§ **THE REQUEST**: The records below must be retyped exactly.

§ **EXERCISE INPUT**:
┄┄┄┄┄┄┄┄┄┄
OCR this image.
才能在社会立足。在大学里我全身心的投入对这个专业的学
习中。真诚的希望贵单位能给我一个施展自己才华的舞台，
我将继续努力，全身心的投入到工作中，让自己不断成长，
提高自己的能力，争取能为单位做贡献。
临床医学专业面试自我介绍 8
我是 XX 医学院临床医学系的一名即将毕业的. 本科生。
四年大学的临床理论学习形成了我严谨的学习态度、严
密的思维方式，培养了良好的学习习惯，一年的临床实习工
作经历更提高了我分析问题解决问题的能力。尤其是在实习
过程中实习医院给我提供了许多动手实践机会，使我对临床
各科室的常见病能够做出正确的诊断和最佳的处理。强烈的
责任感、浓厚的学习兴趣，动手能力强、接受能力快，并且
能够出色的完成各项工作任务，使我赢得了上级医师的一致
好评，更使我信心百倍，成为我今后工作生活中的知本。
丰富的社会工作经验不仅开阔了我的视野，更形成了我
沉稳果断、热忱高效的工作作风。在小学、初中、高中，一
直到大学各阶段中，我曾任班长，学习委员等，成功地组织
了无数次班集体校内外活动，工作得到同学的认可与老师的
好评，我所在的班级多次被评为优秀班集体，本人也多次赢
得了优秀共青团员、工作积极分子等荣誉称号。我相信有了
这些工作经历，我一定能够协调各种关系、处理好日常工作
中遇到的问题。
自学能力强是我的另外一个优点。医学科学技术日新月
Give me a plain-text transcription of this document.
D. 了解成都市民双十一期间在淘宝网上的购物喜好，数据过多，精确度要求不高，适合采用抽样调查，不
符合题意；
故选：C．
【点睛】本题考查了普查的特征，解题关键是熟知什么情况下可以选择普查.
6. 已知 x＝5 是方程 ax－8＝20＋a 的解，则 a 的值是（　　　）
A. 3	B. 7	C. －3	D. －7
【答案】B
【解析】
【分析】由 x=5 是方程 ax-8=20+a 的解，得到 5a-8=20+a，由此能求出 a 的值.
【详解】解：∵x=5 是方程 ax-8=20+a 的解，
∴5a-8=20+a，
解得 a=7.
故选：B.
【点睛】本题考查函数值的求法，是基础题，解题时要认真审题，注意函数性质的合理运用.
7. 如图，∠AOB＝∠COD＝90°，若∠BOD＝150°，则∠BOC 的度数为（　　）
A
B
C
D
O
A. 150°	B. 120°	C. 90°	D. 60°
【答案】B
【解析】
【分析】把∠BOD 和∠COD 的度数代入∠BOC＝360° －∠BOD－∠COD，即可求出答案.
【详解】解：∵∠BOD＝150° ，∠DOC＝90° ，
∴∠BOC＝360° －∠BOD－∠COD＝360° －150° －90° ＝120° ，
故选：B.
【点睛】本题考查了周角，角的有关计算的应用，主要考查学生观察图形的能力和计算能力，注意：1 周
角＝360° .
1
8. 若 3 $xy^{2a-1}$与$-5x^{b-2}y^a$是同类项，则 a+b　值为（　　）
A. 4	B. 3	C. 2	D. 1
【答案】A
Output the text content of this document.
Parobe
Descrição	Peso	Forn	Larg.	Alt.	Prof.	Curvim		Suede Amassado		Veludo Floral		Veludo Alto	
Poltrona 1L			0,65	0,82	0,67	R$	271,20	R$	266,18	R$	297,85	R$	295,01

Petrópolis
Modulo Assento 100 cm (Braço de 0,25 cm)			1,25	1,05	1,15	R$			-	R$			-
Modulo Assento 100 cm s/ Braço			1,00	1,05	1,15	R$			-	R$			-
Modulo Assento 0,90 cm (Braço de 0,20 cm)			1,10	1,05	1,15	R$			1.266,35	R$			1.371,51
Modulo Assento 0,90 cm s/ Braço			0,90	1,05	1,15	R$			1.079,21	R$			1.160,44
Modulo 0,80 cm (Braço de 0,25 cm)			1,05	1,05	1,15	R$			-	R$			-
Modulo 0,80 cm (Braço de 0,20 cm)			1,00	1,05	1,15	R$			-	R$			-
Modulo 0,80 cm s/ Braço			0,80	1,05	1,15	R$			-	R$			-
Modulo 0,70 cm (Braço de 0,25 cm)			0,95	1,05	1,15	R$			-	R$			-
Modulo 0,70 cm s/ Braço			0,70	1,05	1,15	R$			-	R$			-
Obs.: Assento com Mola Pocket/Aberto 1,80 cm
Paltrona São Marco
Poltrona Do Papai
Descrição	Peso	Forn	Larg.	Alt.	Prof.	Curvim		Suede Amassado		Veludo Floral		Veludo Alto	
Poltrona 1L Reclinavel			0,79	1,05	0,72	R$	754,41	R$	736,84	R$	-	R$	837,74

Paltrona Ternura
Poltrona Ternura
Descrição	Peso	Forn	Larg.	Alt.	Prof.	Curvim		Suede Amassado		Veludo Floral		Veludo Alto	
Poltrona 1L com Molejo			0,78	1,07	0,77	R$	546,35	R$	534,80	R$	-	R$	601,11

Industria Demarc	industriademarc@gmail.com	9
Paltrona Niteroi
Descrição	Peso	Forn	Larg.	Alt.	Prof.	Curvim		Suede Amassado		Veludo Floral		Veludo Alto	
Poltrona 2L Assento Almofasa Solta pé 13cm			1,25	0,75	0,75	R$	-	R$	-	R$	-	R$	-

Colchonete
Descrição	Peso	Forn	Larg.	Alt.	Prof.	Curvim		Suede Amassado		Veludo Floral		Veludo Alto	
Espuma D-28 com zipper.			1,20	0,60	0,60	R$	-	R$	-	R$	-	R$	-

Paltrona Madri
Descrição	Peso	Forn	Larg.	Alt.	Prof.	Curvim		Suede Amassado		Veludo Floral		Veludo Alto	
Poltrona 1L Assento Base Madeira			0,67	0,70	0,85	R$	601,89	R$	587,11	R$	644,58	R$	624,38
┄┄┄┄┄┄┄┄┄┄
§ **TASK SOLUTION**:
OCR this image.
才能在社会立足。在大学里我全身心的投入对这个专业的学
习中。真诚的希望贵单位能给我一个施展自己才华的舞台，
我将继续努力，全身心的投入到工作中，让自己不断成长，
提高自己的能力，争取能为单位做贡献。
临床医学专业面试自我介绍 8
我是 XX 医学院临床医学系的一名即将毕业的. 本科生。
四年大学的临床理论学习形成了我严谨的学习态度、严
密的思维方式，培养了良好的学习习惯，一年的临床实习工
作经历更提高了我分析问题解决问题的能力。尤其是在实习
过程中实习医院给我提供了许多动手实践机会，使我对临床
各科室的常见病能够做出正确的诊断和最佳的处理。强烈的
责任感、浓厚的学习兴趣，动手能力强、接受能力快，并且
能够出色的完成各项工作任务，使我赢得了上级医师的一致
好评，更使我信心百倍，成为我今后工作生活中的知本。
丰富的社会工作经验不仅开阔了我的视野，更形成了我
沉稳果断、热忱高效的工作作风。在小学、初中、高中，一
直到大学各阶段中，我曾任班长，学习委员等，成功地组织
了无数次班集体校内外活动，工作得到同学的认可与老师的
好评，我所在的班级多次被评为优秀班集体，本人也多次赢
得了优秀共青团员、工作积极分子等荣誉称号。我相信有了
这些工作经历，我一定能够协调各种关系、处理好日常工作
中遇到的问题。
自学能力强是我的另外一个优点。医学科学技术日新月
Give me a plain-text transcription of this document.
D. 了解成都市民双十一期间在淘宝网上的购物喜好，数据过多，精确度要求不高，适合采用抽样调查，不
符合题意；
故选：C．
【点睛】本题考查了普查的特征，解题关键是熟知什么情况下可以选择普查.
6. 已知 x＝5 是方程 ax－8＝20＋a 的解，则 a 的值是（　　　）
A. 3	B. 7	C. －3	D. －7
【答案】B
【解析】
【分析】由 x=5 是方程 ax-8=20+a 的解，得到 5a-8=20+a，由此能求出 a 的值.
【详解】解：∵x=5 是方程 ax-8=20+a 的解，
∴5a-8=20+a，
解得 a=7.
故选：B.
【点睛】本题考查函数值的求法，是基础题，解题时要认真审题，注意函数性质的合理运用.
7. 如图，∠AOB＝∠COD＝90°，若∠BOD＝150°，则∠BOC 的度数为（　　）
A
B
C
D
O
A. 150°	B. 120°	C. 90°	D. 60°
【答案】B
【解析】
【分析】把∠BOD 和∠COD 的度数代入∠BOC＝360° －∠BOD－∠COD，即可求出答案.
【详解】解：∵∠BOD＝150° ，∠DOC＝90° ，
∴∠BOC＝360° －∠BOD－∠COD＝360° －150° －90° ＝120° ，
故选：B.
【点睛】本题考查了周角，角的有关计算的应用，主要考查学生观察图形的能力和计算能力，注意：1 周
角＝360° .
1
8. 若 3 $xy^{2a-1}$与$-5x^{b-2}y^a$是同类项，则 a+b　值为（　　）
A. 4	B. 3	C. 2	D. 1
【答案】A
Output the text content of this document.
Parobe
Descrição	Peso	Forn	Larg.	Alt.	Prof.	Curvim		Suede Amassado		Veludo Floral		Veludo Alto	
Poltrona 1L			0,65	0,82	0,67	R$	271,20	R$	266,18	R$	297,85	R$	295,01

Petrópolis
Modulo Assento 100 cm (Braço de 0,25 cm)			1,25	1,05	1,15	R$			-	R$			-
Modulo Assento 100 cm s/ Braço			1,00	1,05	1,15	R$			-	R$			-
Modulo Assento 0,90 cm (Braço de 0,20 cm)			1,10	1,05	1,15	R$			1.266,35	R$			1.371,51
Modulo Assento 0,90 cm s/ Braço			0,90	1,05	1,15	R$			1.079,21	R$			1.160,44
Modulo 0,80 cm (Braço de 0,25 cm)			1,05	1,05	1,15	R$			-	R$			-
Modulo 0,80 cm (Braço de 0,20 cm)			1,00	1,05	1,15	R$			-	R$			-
Modulo 0,80 cm s/ Braço			0,80	1,05	1,15	R$			-	R$			-
Modulo 0,70 cm (Braço de 0,25 cm)			0,95	1,05	1,15	R$			-	R$			-
Modulo 0,70 cm s/ Braço			0,70	1,05	1,15	R$			-	R$			-
Obs.: Assento com Mola Pocket/Aberto 1,80 cm
Paltrona São Marco
Poltrona Do Papai
Descrição	Peso	Forn	Larg.	Alt.	Prof.	Curvim		Suede Amassado		Veludo Floral		Veludo Alto	
Poltrona 1L Reclinavel			0,79	1,05	0,72	R$	754,41	R$	736,84	R$	-	R$	837,74

Paltrona Ternura
Poltrona Ternura
Descrição	Peso	Forn	Larg.	Alt.	Prof.	Curvim		Suede Amassado		Veludo Floral		Veludo Alto	
Poltrona 1L com Molejo			0,78	1,07	0,77	R$	546,35	R$	534,80	R$	-	R$	601,11

Industria Demarc	industriademarc@gmail.com	9
Paltrona Niteroi
Descrição	Peso	Forn	Larg.	Alt.	Prof.	Curvim		Suede Amassado		Veludo Floral		Veludo Alto	
Poltrona 2L Assento Almofasa Solta pé 13cm			1,25	0,75	0,75	R$	-	R$	-	R$	-	R$	-

Colchonete
Descrição	Peso	Forn	Larg.	Alt.	Prof.	Curvim		Suede Amassado		Veludo Floral		Veludo Alto	
Espuma D-28 com zipper.			1,20	0,60	0,60	R$	-	R$	-	R$	-	R$	-

Paltrona Madri
Descrição	Peso	Forn	Larg.	Alt.	Prof.	Curvim		Suede Amassado		Veludo Floral		Veludo Alto	
Poltrona 1L Assento Base Madeira			0,67	0,70	0,85	R$	601,89	R$	587,11	R$	644,58	R$	624,38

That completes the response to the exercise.